[Collection entries]
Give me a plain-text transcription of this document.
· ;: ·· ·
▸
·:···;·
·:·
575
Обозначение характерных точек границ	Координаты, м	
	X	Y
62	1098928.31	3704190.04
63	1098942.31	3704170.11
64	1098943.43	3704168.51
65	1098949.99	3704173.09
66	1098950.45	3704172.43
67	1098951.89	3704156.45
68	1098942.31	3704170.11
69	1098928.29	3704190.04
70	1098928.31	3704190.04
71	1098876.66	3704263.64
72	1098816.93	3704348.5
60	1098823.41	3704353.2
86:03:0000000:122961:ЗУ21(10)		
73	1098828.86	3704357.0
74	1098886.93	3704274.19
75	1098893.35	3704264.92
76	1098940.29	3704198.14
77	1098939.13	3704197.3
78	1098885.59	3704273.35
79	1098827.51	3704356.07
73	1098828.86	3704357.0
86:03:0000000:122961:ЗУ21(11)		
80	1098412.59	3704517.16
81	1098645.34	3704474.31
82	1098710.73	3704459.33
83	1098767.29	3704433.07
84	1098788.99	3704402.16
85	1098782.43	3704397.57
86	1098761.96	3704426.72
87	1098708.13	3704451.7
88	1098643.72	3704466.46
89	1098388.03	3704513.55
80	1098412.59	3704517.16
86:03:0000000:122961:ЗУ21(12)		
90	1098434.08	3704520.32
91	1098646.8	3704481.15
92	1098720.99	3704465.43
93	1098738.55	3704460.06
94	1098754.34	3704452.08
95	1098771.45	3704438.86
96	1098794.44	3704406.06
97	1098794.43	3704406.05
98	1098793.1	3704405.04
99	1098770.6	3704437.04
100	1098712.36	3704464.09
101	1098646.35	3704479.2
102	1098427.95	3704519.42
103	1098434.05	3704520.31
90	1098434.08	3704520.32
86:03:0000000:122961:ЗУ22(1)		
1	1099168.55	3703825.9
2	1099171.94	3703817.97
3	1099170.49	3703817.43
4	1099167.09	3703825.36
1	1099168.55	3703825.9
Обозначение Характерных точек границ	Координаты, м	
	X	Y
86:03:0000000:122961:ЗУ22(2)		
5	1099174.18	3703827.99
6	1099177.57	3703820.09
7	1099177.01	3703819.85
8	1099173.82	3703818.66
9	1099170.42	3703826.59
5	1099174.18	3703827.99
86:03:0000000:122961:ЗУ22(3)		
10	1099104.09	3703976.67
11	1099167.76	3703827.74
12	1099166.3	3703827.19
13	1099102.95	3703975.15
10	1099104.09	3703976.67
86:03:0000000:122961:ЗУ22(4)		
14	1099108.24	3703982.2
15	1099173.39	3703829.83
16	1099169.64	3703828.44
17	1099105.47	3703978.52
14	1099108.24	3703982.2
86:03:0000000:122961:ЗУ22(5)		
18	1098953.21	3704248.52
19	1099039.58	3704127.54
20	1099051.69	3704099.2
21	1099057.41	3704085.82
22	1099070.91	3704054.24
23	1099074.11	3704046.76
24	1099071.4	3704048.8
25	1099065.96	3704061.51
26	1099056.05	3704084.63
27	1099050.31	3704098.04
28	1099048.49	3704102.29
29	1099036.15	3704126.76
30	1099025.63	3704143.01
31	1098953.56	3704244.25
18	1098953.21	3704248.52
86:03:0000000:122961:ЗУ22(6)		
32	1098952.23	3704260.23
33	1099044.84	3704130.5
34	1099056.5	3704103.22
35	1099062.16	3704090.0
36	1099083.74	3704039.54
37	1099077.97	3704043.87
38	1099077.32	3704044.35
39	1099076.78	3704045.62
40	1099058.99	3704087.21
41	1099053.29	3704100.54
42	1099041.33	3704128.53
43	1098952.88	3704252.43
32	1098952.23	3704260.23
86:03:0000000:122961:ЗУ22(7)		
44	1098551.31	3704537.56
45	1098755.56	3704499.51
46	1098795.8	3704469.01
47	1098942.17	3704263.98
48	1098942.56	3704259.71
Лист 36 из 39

INSTRUCTIONS TO FOLLOW> State the count of lines with the word "Обозначение" in them, and write nothing else.

SOLUTION FOR THIS PROBLEM> 2